▶ [Exercise brief]
Make a tally of the lines in the records that include the string "форме", and give only that number.

▶ [Stored entries]
⟨
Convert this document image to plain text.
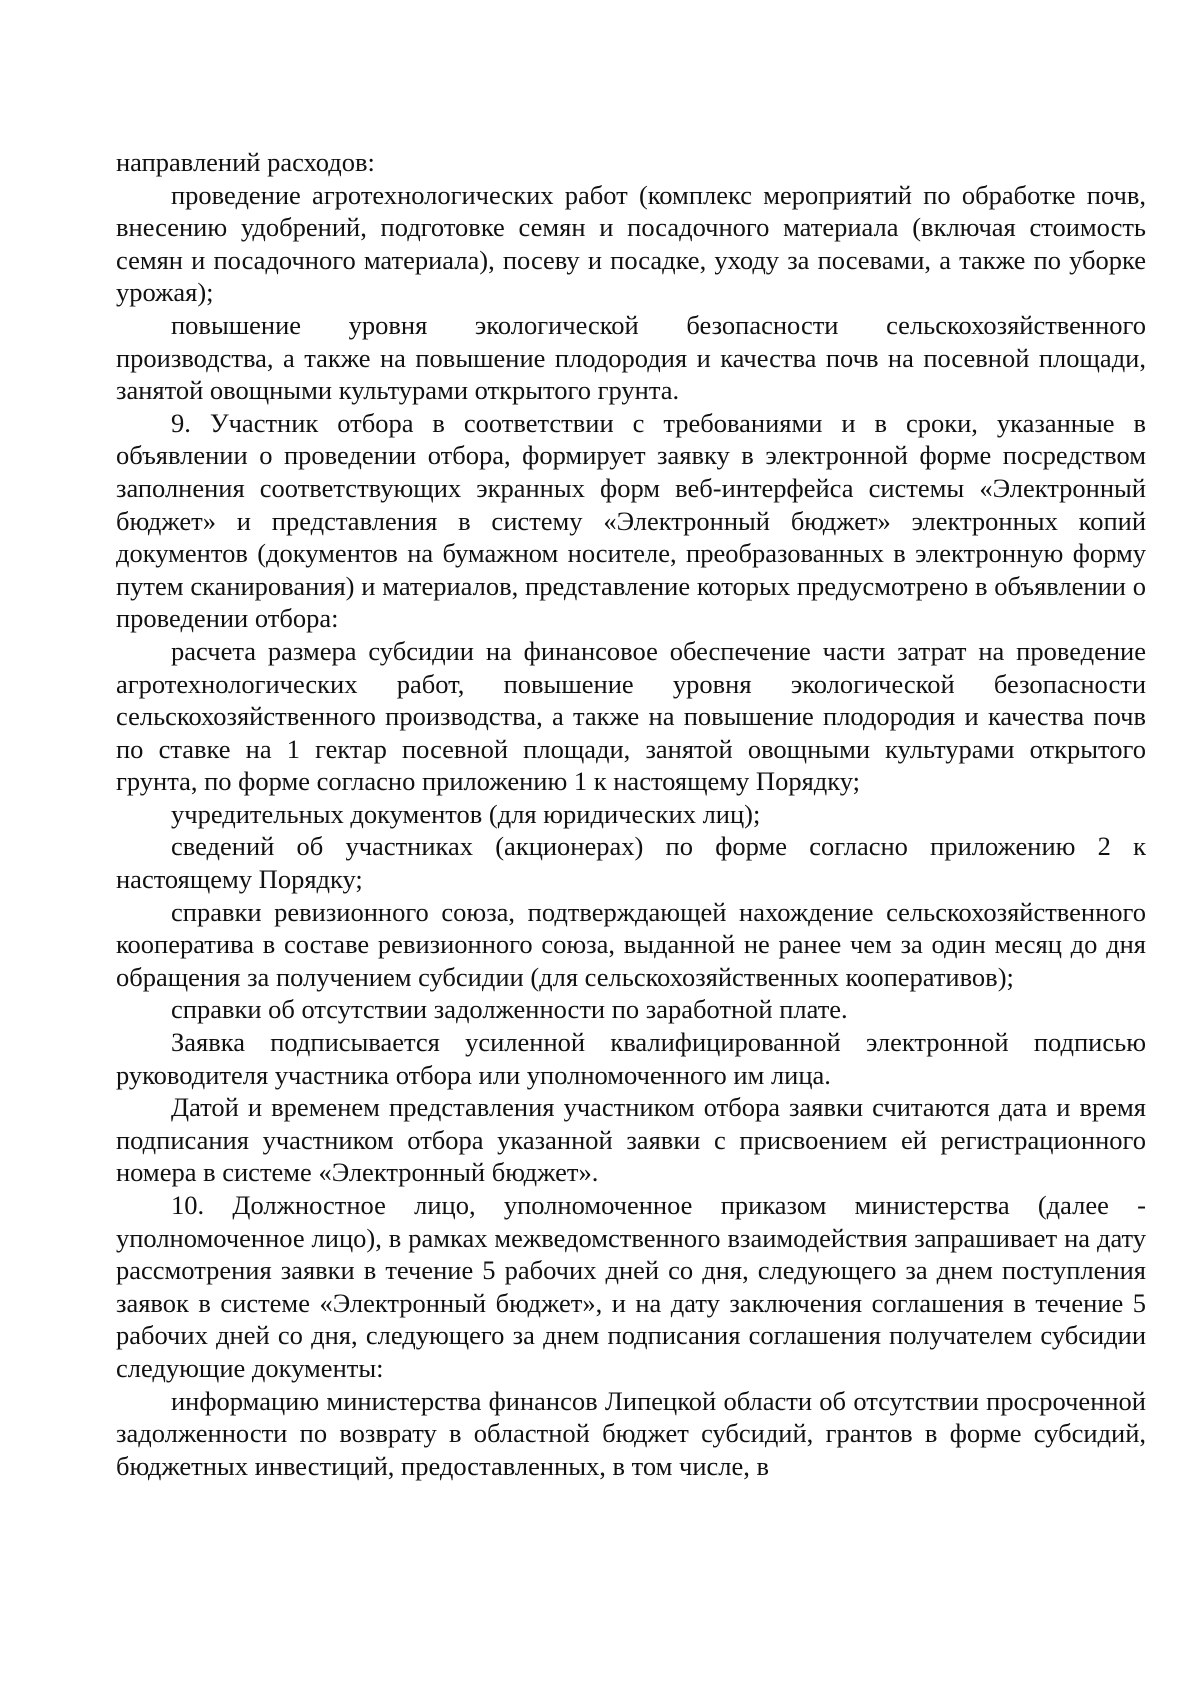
направлений расходов:

проведение агротехнологических работ (комплекс мероприятий по обработке почв, внесению удобрений, подготовке семян и посадочного материала (включая стоимость семян и посадочного материала), посеву и посадке, уходу за посевами, а также по уборке урожая);

повышение уровня экологической безопасности сельскохозяйственного производства, а также на повышение плодородия и качества почв на посевной площади, занятой овощными культурами открытого грунта.

9. Участник отбора в соответствии с требованиями и в сроки, указанные в объявлении о проведении отбора, формирует заявку в электронной форме посредством заполнения соответствующих экранных форм веб-интерфейса системы «Электронный бюджет» и представления в систему «Электронный бюджет» электронных копий документов (документов на бумажном носителе, преобразованных в электронную форму путем сканирования) и материалов, представление которых предусмотрено в объявлении о проведении отбора:

расчета размера субсидии на финансовое обеспечение части затрат на проведение агротехнологических работ, повышение уровня экологической безопасности сельскохозяйственного производства, а также на повышение плодородия и качества почв по ставке на 1 гектар посевной площади, занятой овощными культурами открытого грунта, по форме согласно приложению 1 к настоящему Порядку;

учредительных документов (для юридических лиц);

сведений об участниках (акционерах) по форме согласно приложению 2 к настоящему Порядку;

справки ревизионного союза, подтверждающей нахождение сельскохозяйственного кооператива в составе ревизионного союза, выданной не ранее чем за один месяц до дня обращения за получением субсидии (для сельскохозяйственных кооперативов);

справки об отсутствии задолженности по заработной плате.

Заявка подписывается усиленной квалифицированной электронной подписью руководителя участника отбора или уполномоченного им лица.

Датой и временем представления участником отбора заявки считаются дата и время подписания участником отбора указанной заявки с присвоением ей регистрационного номера в системе «Электронный бюджет».

10. Должностное лицо, уполномоченное приказом министерства (далее - уполномоченное лицо), в рамках межведомственного взаимодействия запрашивает на дату рассмотрения заявки в течение 5 рабочих дней со дня, следующего за днем поступления заявок в системе «Электронный бюджет», и на дату заключения соглашения в течение 5 рабочих дней со дня, следующего за днем подписания соглашения получателем субсидии следующие документы:

информацию министерства финансов Липецкой области об отсутствии просроченной задолженности по возврату в областной бюджет субсидий, грантов в форме субсидий, бюджетных инвестиций, предоставленных, в том числе, в
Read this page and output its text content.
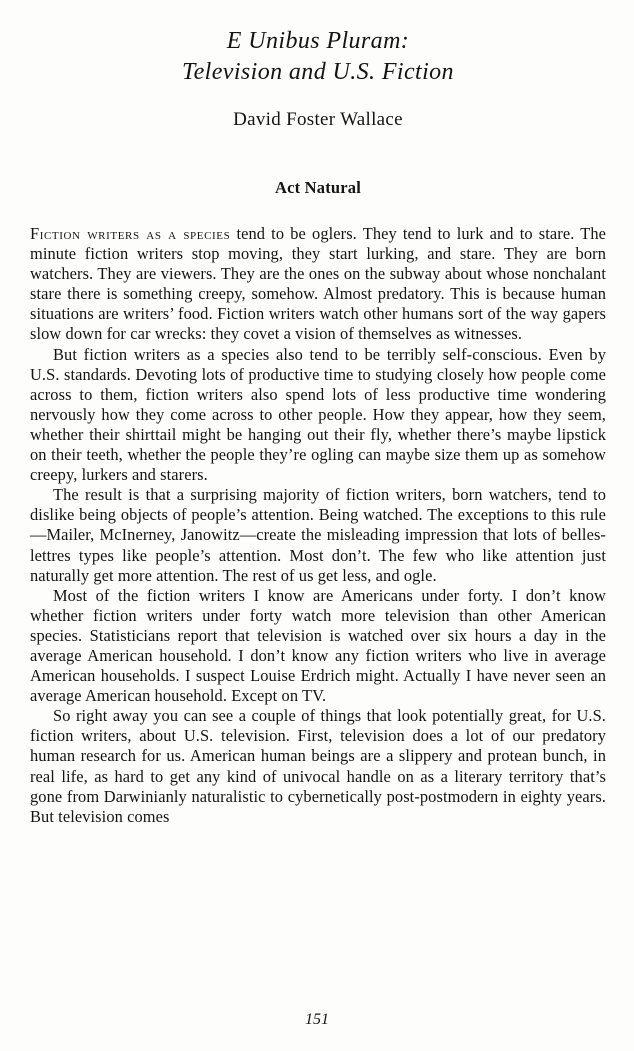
E Unibus Pluram:
Television and U.S. Fiction
David Foster Wallace
Act Natural

Fiction writers as a species tend to be oglers. They tend to lurk and to stare. The minute fiction writers stop moving, they start lurking, and stare. They are born watchers. They are viewers. They are the ones on the subway about whose nonchalant stare there is something creepy, somehow. Almost predatory. This is because human situations are writers’ food. Fiction writers watch other humans sort of the way gapers slow down for car wrecks: they covet a vision of themselves as witnesses.

But fiction writers as a species also tend to be terribly self-conscious. Even by U.S. standards. Devoting lots of productive time to studying closely how people come across to them, fiction writers also spend lots of less productive time wondering nervously how they come across to other people. How they appear, how they seem, whether their shirttail might be hanging out their fly, whether there’s maybe lipstick on their teeth, whether the people they’re ogling can maybe size them up as somehow creepy, lurkers and starers.

The result is that a surprising majority of fiction writers, born watchers, tend to dislike being objects of people’s attention. Being watched. The exceptions to this rule—Mailer, McInerney, Janowitz—create the misleading impression that lots of belles-lettres types like people’s attention. Most don’t. The few who like attention just naturally get more attention. The rest of us get less, and ogle.

Most of the fiction writers I know are Americans under forty. I don’t know whether fiction writers under forty watch more television than other American species. Statisticians report that television is watched over six hours a day in the average American household. I don’t know any fiction writers who live in average American households. I suspect Louise Erdrich might. Actually I have never seen an average American household. Except on TV.

So right away you can see a couple of things that look potentially great, for U.S. fiction writers, about U.S. television. First, television does a lot of our predatory human research for us. American human beings are a slippery and protean bunch, in real life, as hard to get any kind of univocal handle on as a literary territory that’s gone from Darwinianly naturalistic to cybernetically post-postmodern in eighty years. But television comes

151
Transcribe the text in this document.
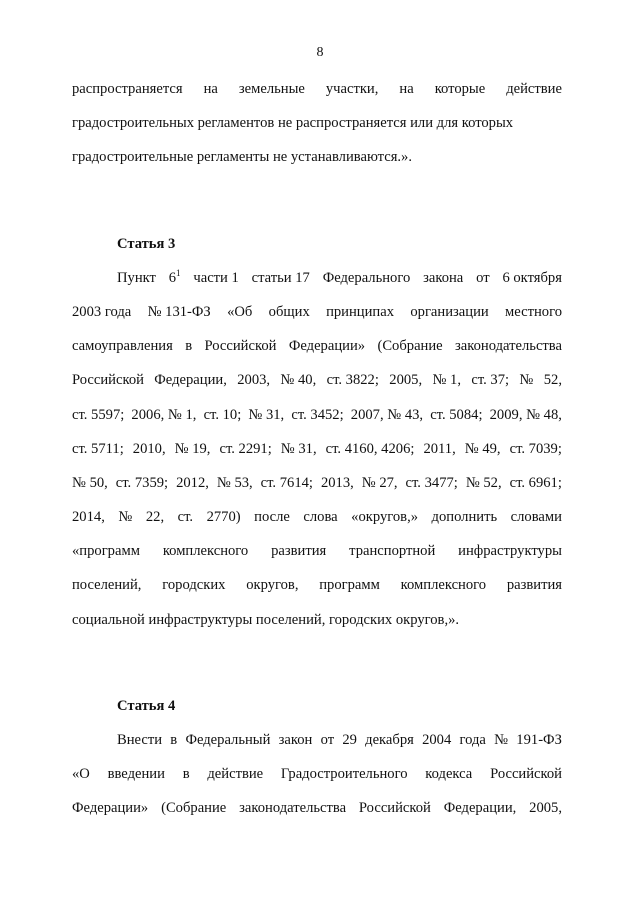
8
распространяется на земельные участки, на которые действие
градостроительных регламентов не распространяется или для которых
градостроительные регламенты не устанавливаются.».
Статья 3
Пункт $6^1$ части 1 статьи 17 Федерального закона от 6 октября
2003 года № 131-ФЗ «Об общих принципах организации местного
самоуправления в Российской Федерации» (Собрание законодательства
Российской Федерации, 2003, № 40, ст. 3822; 2005, № 1, ст. 37; № 52,
ст. 5597; 2006, № 1, ст. 10; № 31, ст. 3452; 2007, № 43, ст. 5084; 2009, № 48,
ст. 5711; 2010, № 19, ст. 2291; № 31, ст. 4160, 4206; 2011, № 49, ст. 7039;
№ 50, ст. 7359; 2012, № 53, ст. 7614; 2013, № 27, ст. 3477; № 52, ст. 6961;
2014, № 22, ст. 2770) после слова «округов,» дополнить словами
«программ комплексного развития транспортной инфраструктуры
поселений, городских округов, программ комплексного развития
социальной инфраструктуры поселений, городских округов,».
Статья 4
Внести в Федеральный закон от 29 декабря 2004 года № 191-ФЗ
«О введении в действие Градостроительного кодекса Российской
Федерации» (Собрание законодательства Российской Федерации, 2005,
⟩
▶ [Response below]
4